→ Exercise description
All of the records are to be reproduced exactly.

Page content transcription data
# # #

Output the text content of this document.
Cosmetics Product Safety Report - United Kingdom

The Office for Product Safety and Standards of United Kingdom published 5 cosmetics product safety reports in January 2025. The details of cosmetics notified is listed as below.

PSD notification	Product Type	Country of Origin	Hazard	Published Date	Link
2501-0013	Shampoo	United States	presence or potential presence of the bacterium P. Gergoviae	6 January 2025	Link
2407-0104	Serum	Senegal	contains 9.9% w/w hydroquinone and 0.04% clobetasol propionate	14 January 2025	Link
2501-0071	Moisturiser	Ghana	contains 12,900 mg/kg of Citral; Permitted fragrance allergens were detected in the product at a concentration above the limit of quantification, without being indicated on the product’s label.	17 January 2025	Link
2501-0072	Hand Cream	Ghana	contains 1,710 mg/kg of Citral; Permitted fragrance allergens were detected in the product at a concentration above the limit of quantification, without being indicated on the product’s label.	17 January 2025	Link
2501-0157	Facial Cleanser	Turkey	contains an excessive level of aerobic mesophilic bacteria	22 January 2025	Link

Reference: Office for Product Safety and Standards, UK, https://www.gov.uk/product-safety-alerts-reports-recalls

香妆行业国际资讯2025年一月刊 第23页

# # #

→ Problem solution
Output the text content of this document.
Cosmetics Product Safety Report - United Kingdom

The Office for Product Safety and Standards of United Kingdom published 5 cosmetics product safety reports in January 2025. The details of cosmetics notified is listed as below.

PSD notification	Product Type	Country of Origin	Hazard	Published Date	Link
2501-0013	Shampoo	United States	presence or potential presence of the bacterium P. Gergoviae	6 January 2025	Link
2407-0104	Serum	Senegal	contains 9.9% w/w hydroquinone and 0.04% clobetasol propionate	14 January 2025	Link
2501-0071	Moisturiser	Ghana	contains 12,900 mg/kg of Citral; Permitted fragrance allergens were detected in the product at a concentration above the limit of quantification, without being indicated on the product’s label.	17 January 2025	Link
2501-0072	Hand Cream	Ghana	contains 1,710 mg/kg of Citral; Permitted fragrance allergens were detected in the product at a concentration above the limit of quantification, without being indicated on the product’s label.	17 January 2025	Link
2501-0157	Facial Cleanser	Turkey	contains an excessive level of aerobic mesophilic bacteria	22 January 2025	Link

Reference: Office for Product Safety and Standards, UK, https://www.gov.uk/product-safety-alerts-reports-recalls

香妆行业国际资讯2025年一月刊 第23页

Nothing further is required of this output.